◆ **WHAT YOU HAVE TO DO**:
Reproduce all records exactly.

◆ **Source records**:
## START
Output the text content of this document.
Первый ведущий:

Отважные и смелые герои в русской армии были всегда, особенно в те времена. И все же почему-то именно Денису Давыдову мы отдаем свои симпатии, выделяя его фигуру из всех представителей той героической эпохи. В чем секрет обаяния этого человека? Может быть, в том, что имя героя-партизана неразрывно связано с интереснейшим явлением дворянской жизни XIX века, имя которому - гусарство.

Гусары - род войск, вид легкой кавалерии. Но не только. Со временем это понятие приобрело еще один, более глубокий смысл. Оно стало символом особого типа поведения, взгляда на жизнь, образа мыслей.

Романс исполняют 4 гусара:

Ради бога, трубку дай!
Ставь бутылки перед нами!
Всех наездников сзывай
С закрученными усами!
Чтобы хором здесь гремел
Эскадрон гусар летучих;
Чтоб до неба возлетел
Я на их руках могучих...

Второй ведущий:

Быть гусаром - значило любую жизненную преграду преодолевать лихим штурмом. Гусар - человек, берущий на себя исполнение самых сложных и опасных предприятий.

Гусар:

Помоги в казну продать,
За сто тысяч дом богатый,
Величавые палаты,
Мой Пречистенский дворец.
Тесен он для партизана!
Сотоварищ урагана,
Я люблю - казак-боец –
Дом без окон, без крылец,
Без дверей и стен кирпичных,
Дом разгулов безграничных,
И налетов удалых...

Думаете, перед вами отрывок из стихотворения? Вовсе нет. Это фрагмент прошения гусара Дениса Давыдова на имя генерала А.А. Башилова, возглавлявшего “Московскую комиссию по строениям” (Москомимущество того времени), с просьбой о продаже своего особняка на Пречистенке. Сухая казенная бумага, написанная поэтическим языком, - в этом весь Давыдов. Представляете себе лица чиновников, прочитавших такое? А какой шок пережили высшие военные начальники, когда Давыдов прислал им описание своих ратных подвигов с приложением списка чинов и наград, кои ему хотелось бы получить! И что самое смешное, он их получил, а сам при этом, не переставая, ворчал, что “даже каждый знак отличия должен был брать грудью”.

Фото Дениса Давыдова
## END
◆ **RESULT OF THE TASK**:
Output the text content of this document.
Первый ведущий:

Отважные и смелые герои в русской армии были всегда, особенно в те времена. И все же почему-то именно Денису Давыдову мы отдаем свои симпатии, выделяя его фигуру из всех представителей той героической эпохи. В чем секрет обаяния этого человека? Может быть, в том, что имя героя-партизана неразрывно связано с интереснейшим явлением дворянской жизни XIX века, имя которому - гусарство.

Гусары - род войск, вид легкой кавалерии. Но не только. Со временем это понятие приобрело еще один, более глубокий смысл. Оно стало символом особого типа поведения, взгляда на жизнь, образа мыслей.

Романс исполняют 4 гусара:

Ради бога, трубку дай!
Ставь бутылки перед нами!
Всех наездников сзывай
С закрученными усами!
Чтобы хором здесь гремел
Эскадрон гусар летучих;
Чтоб до неба возлетел
Я на их руках могучих...

Второй ведущий:

Быть гусаром - значило любую жизненную преграду преодолевать лихим штурмом. Гусар - человек, берущий на себя исполнение самых сложных и опасных предприятий.

Гусар:

Помоги в казну продать,
За сто тысяч дом богатый,
Величавые палаты,
Мой Пречистенский дворец.
Тесен он для партизана!
Сотоварищ урагана,
Я люблю - казак-боец –
Дом без окон, без крылец,
Без дверей и стен кирпичных,
Дом разгулов безграничных,
И налетов удалых...

Думаете, перед вами отрывок из стихотворения? Вовсе нет. Это фрагмент прошения гусара Дениса Давыдова на имя генерала А.А. Башилова, возглавлявшего “Московскую комиссию по строениям” (Москомимущество того времени), с просьбой о продаже своего особняка на Пречистенке. Сухая казенная бумага, написанная поэтическим языком, - в этом весь Давыдов. Представляете себе лица чиновников, прочитавших такое? А какой шок пережили высшие военные начальники, когда Давыдов прислал им описание своих ратных подвигов с приложением списка чинов и наград, кои ему хотелось бы получить! И что самое смешное, он их получил, а сам при этом, не переставая, ворчал, что “даже каждый знак отличия должен был брать грудью”.

Фото Дениса Давыдова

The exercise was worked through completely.